#### [WHAT IS REQUIRED]
Without including any pictures, copy each entry below exactly.

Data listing
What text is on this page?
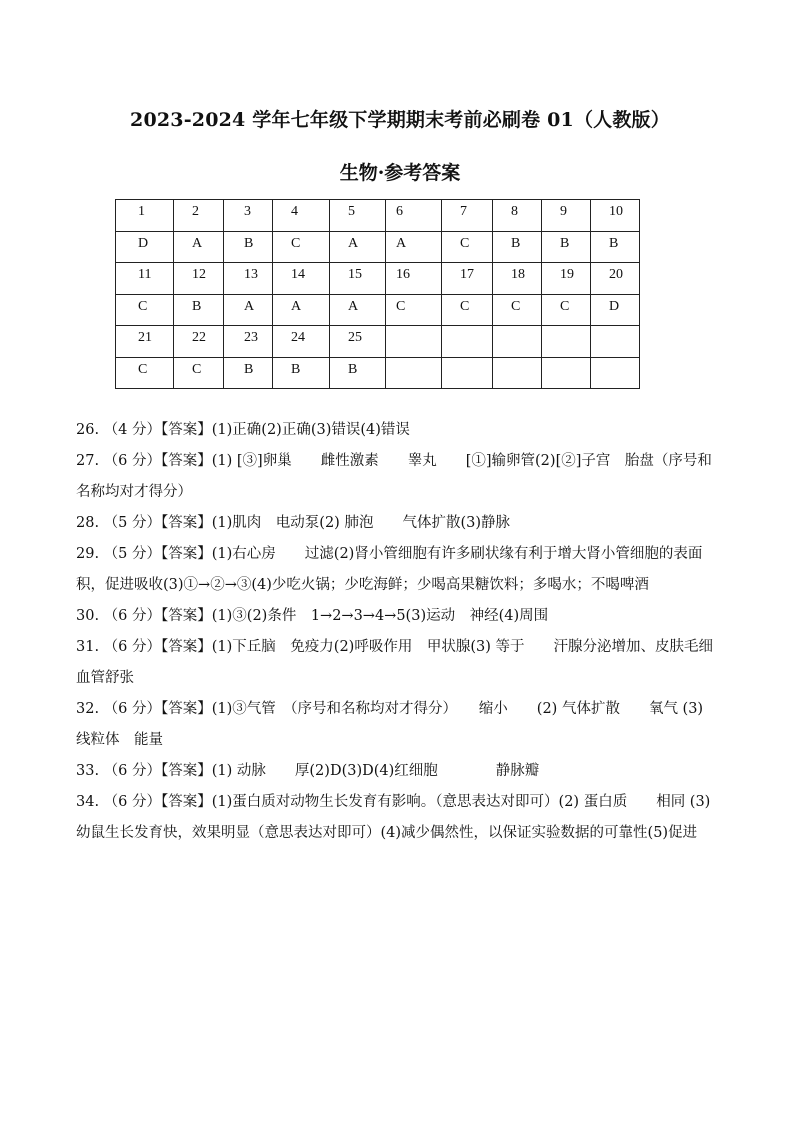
2023-2024 学年七年级下学期期末考前必刷卷 01（人教版）
生物·参考答案
1	2	3	4	5	6	7	8	9	10
D	A	B	C	A	A	C	B	B	B
11	12	13	14	15	16	17	18	19	20
C	B	A	A	A	C	C	C	C	D
21	22	23	24	25					
C	C	B	B	B					

26. （4 分）【答案】(1)正确(2)正确(3)错误(4)错误

27. （6 分）【答案】(1) [③]卵巢　　雌性激素　　睾丸　　[①]输卵管(2)[②]子宫　胎盘（序号和名称均对才得分）

28. （5 分）【答案】(1)肌肉　电动泵(2) 肺泡　　气体扩散(3)静脉

29. （5 分）【答案】(1)右心房　　过滤(2)肾小管细胞有许多刷状缘有利于增大肾小管细胞的表面积，促进吸收(3)①→②→③(4)少吃火锅；少吃海鲜；少喝高果糖饮料；多喝水；不喝啤酒

30. （6 分）【答案】(1)③(2)条件　1→2→3→4→5(3)运动　神经(4)周围

31. （6 分）【答案】(1)下丘脑　免疫力(2)呼吸作用　甲状腺(3) 等于　　汗腺分泌增加、皮肤毛细血管舒张

32. （6 分）【答案】(1)③气管　（序号和名称均对才得分）　　缩小　　(2) 气体扩散　　氧气 (3) 线粒体　能量

33. （6 分）【答案】(1) 动脉　　厚(2)D(3)D(4)红细胞　　　　静脉瓣

34. （6 分）【答案】(1)蛋白质对动物生长发育有影响。（意思表达对即可）(2) 蛋白质　　相同 (3)幼鼠生长发育快，效果明显（意思表达对即可）(4)减少偶然性，以保证实验数据的可靠性(5)促进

#### [TASK RESPONSE]
What text is on this page?
2023-2024 学年七年级下学期期末考前必刷卷 01（人教版）
生物·参考答案
1	2	3	4	5	6	7	8	9	10
D	A	B	C	A	A	C	B	B	B
11	12	13	14	15	16	17	18	19	20
C	B	A	A	A	C	C	C	C	D
21	22	23	24	25					
C	C	B	B	B					

26. （4 分）【答案】(1)正确(2)正确(3)错误(4)错误

27. （6 分）【答案】(1) [③]卵巢　　雌性激素　　睾丸　　[①]输卵管(2)[②]子宫　胎盘（序号和名称均对才得分）

28. （5 分）【答案】(1)肌肉　电动泵(2) 肺泡　　气体扩散(3)静脉

29. （5 分）【答案】(1)右心房　　过滤(2)肾小管细胞有许多刷状缘有利于增大肾小管细胞的表面积，促进吸收(3)①→②→③(4)少吃火锅；少吃海鲜；少喝高果糖饮料；多喝水；不喝啤酒

30. （6 分）【答案】(1)③(2)条件　1→2→3→4→5(3)运动　神经(4)周围

31. （6 分）【答案】(1)下丘脑　免疫力(2)呼吸作用　甲状腺(3) 等于　　汗腺分泌增加、皮肤毛细血管舒张

32. （6 分）【答案】(1)③气管　（序号和名称均对才得分）　　缩小　　(2) 气体扩散　　氧气 (3) 线粒体　能量

33. （6 分）【答案】(1) 动脉　　厚(2)D(3)D(4)红细胞　　　　静脉瓣

34. （6 分）【答案】(1)蛋白质对动物生长发育有影响。（意思表达对即可）(2) 蛋白质　　相同 (3)幼鼠生长发育快，效果明显（意思表达对即可）(4)减少偶然性，以保证实验数据的可靠性(5)促进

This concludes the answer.